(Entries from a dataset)

'''

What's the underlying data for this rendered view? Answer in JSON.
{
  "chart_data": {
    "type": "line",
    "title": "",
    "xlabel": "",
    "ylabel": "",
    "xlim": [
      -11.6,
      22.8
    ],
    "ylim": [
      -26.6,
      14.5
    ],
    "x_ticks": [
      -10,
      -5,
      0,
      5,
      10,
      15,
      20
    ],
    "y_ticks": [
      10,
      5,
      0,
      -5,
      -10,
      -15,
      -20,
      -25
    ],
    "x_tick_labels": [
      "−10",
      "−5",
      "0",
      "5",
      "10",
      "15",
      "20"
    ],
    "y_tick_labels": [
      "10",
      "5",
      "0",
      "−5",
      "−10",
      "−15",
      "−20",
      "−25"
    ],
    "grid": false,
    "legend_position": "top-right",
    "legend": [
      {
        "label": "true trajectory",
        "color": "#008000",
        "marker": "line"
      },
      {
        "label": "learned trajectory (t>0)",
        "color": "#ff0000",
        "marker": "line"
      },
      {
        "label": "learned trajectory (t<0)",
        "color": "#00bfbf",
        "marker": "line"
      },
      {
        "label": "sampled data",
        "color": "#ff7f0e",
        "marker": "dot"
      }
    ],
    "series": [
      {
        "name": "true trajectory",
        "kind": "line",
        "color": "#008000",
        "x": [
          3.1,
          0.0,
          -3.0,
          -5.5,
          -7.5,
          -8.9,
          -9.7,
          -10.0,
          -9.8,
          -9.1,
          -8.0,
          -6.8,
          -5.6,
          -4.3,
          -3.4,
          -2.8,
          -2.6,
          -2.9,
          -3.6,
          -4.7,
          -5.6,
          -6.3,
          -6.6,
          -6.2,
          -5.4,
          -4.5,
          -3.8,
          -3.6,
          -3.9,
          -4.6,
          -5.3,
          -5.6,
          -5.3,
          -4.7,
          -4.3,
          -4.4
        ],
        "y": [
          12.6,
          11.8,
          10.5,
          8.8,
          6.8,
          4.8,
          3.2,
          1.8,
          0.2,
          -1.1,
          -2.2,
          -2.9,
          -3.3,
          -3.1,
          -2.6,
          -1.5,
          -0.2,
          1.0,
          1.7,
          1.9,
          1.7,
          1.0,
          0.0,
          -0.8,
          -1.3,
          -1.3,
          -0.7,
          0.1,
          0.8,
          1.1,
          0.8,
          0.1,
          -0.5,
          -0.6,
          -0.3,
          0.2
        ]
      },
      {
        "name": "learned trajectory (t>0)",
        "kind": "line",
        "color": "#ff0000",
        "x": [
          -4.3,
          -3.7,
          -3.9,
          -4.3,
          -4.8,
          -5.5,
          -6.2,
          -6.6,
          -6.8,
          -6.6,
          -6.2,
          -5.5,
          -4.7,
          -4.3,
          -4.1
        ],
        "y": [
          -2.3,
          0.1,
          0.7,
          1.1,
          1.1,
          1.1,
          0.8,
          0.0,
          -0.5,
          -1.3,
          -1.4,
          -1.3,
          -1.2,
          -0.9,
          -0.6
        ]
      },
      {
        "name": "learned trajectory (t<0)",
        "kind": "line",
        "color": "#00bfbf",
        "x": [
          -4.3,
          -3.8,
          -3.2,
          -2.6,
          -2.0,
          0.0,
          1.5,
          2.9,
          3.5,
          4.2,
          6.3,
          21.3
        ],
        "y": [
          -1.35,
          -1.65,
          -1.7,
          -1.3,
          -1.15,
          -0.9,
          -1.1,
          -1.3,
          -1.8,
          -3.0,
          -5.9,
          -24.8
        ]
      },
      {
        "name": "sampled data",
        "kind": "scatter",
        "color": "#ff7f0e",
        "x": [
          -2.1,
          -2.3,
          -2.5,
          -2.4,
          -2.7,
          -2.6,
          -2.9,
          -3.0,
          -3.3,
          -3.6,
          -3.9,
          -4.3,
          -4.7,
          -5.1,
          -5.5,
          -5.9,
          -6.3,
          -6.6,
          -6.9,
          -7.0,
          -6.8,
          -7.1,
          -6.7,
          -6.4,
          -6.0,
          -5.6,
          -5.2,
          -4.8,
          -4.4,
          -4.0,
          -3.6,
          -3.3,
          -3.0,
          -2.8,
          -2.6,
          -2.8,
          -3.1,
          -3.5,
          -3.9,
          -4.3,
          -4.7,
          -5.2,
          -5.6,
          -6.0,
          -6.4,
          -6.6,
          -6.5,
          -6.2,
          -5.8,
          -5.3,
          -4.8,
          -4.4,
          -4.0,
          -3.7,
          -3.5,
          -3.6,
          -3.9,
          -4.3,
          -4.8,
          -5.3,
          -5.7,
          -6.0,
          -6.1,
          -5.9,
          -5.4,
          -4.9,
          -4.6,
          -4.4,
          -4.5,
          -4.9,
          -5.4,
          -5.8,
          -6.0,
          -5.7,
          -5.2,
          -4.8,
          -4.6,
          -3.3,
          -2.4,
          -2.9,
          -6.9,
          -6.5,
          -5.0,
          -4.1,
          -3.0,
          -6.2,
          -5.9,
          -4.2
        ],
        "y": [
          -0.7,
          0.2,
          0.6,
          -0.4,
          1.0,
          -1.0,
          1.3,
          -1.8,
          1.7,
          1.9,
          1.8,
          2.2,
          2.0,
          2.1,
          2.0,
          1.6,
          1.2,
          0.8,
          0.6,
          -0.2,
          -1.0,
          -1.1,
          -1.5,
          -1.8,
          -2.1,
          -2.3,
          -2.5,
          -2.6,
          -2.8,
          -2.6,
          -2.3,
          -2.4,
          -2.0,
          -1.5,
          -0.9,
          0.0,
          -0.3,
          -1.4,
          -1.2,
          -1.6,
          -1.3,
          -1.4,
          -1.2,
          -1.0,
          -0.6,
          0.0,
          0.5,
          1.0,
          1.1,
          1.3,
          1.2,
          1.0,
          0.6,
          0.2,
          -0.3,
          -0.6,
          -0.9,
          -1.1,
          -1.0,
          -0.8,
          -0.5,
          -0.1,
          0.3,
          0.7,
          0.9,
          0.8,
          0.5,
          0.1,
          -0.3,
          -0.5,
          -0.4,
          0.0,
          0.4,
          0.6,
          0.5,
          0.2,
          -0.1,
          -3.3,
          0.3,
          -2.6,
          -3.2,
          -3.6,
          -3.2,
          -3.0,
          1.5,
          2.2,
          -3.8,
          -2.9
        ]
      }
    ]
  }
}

'''

## The request
Return every entry exactly as given.

## Result of the exercise
What's the underlying data for this rendered view? Answer in JSON.
{
  "chart_data": {
    "type": "line",
    "title": "",
    "xlabel": "",
    "ylabel": "",
    "xlim": [
      -11.6,
      22.8
    ],
    "ylim": [
      -26.6,
      14.5
    ],
    "x_ticks": [
      -10,
      -5,
      0,
      5,
      10,
      15,
      20
    ],
    "y_ticks": [
      10,
      5,
      0,
      -5,
      -10,
      -15,
      -20,
      -25
    ],
    "x_tick_labels": [
      "−10",
      "−5",
      "0",
      "5",
      "10",
      "15",
      "20"
    ],
    "y_tick_labels": [
      "10",
      "5",
      "0",
      "−5",
      "−10",
      "−15",
      "−20",
      "−25"
    ],
    "grid": false,
    "legend_position": "top-right",
    "legend": [
      {
        "label": "true trajectory",
        "color": "#008000",
        "marker": "line"
      },
      {
        "label": "learned trajectory (t>0)",
        "color": "#ff0000",
        "marker": "line"
      },
      {
        "label": "learned trajectory (t<0)",
        "color": "#00bfbf",
        "marker": "line"
      },
      {
        "label": "sampled data",
        "color": "#ff7f0e",
        "marker": "dot"
      }
    ],
    "series": [
      {
        "name": "true trajectory",
        "kind": "line",
        "color": "#008000",
        "x": [
          3.1,
          0.0,
          -3.0,
          -5.5,
          -7.5,
          -8.9,
          -9.7,
          -10.0,
          -9.8,
          -9.1,
          -8.0,
          -6.8,
          -5.6,
          -4.3,
          -3.4,
          -2.8,
          -2.6,
          -2.9,
          -3.6,
          -4.7,
          -5.6,
          -6.3,
          -6.6,
          -6.2,
          -5.4,
          -4.5,
          -3.8,
          -3.6,
          -3.9,
          -4.6,
          -5.3,
          -5.6,
          -5.3,
          -4.7,
          -4.3,
          -4.4
        ],
        "y": [
          12.6,
          11.8,
          10.5,
          8.8,
          6.8,
          4.8,
          3.2,
          1.8,
          0.2,
          -1.1,
          -2.2,
          -2.9,
          -3.3,
          -3.1,
          -2.6,
          -1.5,
          -0.2,
          1.0,
          1.7,
          1.9,
          1.7,
          1.0,
          0.0,
          -0.8,
          -1.3,
          -1.3,
          -0.7,
          0.1,
          0.8,
          1.1,
          0.8,
          0.1,
          -0.5,
          -0.6,
          -0.3,
          0.2
        ]
      },
      {
        "name": "learned trajectory (t>0)",
        "kind": "line",
        "color": "#ff0000",
        "x": [
          -4.3,
          -3.7,
          -3.9,
          -4.3,
          -4.8,
          -5.5,
          -6.2,
          -6.6,
          -6.8,
          -6.6,
          -6.2,
          -5.5,
          -4.7,
          -4.3,
          -4.1
        ],
        "y": [
          -2.3,
          0.1,
          0.7,
          1.1,
          1.1,
          1.1,
          0.8,
          0.0,
          -0.5,
          -1.3,
          -1.4,
          -1.3,
          -1.2,
          -0.9,
          -0.6
        ]
      },
      {
        "name": "learned trajectory (t<0)",
        "kind": "line",
        "color": "#00bfbf",
        "x": [
          -4.3,
          -3.8,
          -3.2,
          -2.6,
          -2.0,
          0.0,
          1.5,
          2.9,
          3.5,
          4.2,
          6.3,
          21.3
        ],
        "y": [
          -1.35,
          -1.65,
          -1.7,
          -1.3,
          -1.15,
          -0.9,
          -1.1,
          -1.3,
          -1.8,
          -3.0,
          -5.9,
          -24.8
        ]
      },
      {
        "name": "sampled data",
        "kind": "scatter",
        "color": "#ff7f0e",
        "x": [
          -2.1,
          -2.3,
          -2.5,
          -2.4,
          -2.7,
          -2.6,
          -2.9,
          -3.0,
          -3.3,
          -3.6,
          -3.9,
          -4.3,
          -4.7,
          -5.1,
          -5.5,
          -5.9,
          -6.3,
          -6.6,
          -6.9,
          -7.0,
          -6.8,
          -7.1,
          -6.7,
          -6.4,
          -6.0,
          -5.6,
          -5.2,
          -4.8,
          -4.4,
          -4.0,
          -3.6,
          -3.3,
          -3.0,
          -2.8,
          -2.6,
          -2.8,
          -3.1,
          -3.5,
          -3.9,
          -4.3,
          -4.7,
          -5.2,
          -5.6,
          -6.0,
          -6.4,
          -6.6,
          -6.5,
          -6.2,
          -5.8,
          -5.3,
          -4.8,
          -4.4,
          -4.0,
          -3.7,
          -3.5,
          -3.6,
          -3.9,
          -4.3,
          -4.8,
          -5.3,
          -5.7,
          -6.0,
          -6.1,
          -5.9,
          -5.4,
          -4.9,
          -4.6,
          -4.4,
          -4.5,
          -4.9,
          -5.4,
          -5.8,
          -6.0,
          -5.7,
          -5.2,
          -4.8,
          -4.6,
          -3.3,
          -2.4,
          -2.9,
          -6.9,
          -6.5,
          -5.0,
          -4.1,
          -3.0,
          -6.2,
          -5.9,
          -4.2
        ],
        "y": [
          -0.7,
          0.2,
          0.6,
          -0.4,
          1.0,
          -1.0,
          1.3,
          -1.8,
          1.7,
          1.9,
          1.8,
          2.2,
          2.0,
          2.1,
          2.0,
          1.6,
          1.2,
          0.8,
          0.6,
          -0.2,
          -1.0,
          -1.1,
          -1.5,
          -1.8,
          -2.1,
          -2.3,
          -2.5,
          -2.6,
          -2.8,
          -2.6,
          -2.3,
          -2.4,
          -2.0,
          -1.5,
          -0.9,
          0.0,
          -0.3,
          -1.4,
          -1.2,
          -1.6,
          -1.3,
          -1.4,
          -1.2,
          -1.0,
          -0.6,
          0.0,
          0.5,
          1.0,
          1.1,
          1.3,
          1.2,
          1.0,
          0.6,
          0.2,
          -0.3,
          -0.6,
          -0.9,
          -1.1,
          -1.0,
          -0.8,
          -0.5,
          -0.1,
          0.3,
          0.7,
          0.9,
          0.8,
          0.5,
          0.1,
          -0.3,
          -0.5,
          -0.4,
          0.0,
          0.4,
          0.6,
          0.5,
          0.2,
          -0.1,
          -3.3,
          0.3,
          -2.6,
          -3.2,
          -3.6,
          -3.2,
          -3.0,
          1.5,
          2.2,
          -3.8,
          -2.9
        ]
      }
    ]
  }
}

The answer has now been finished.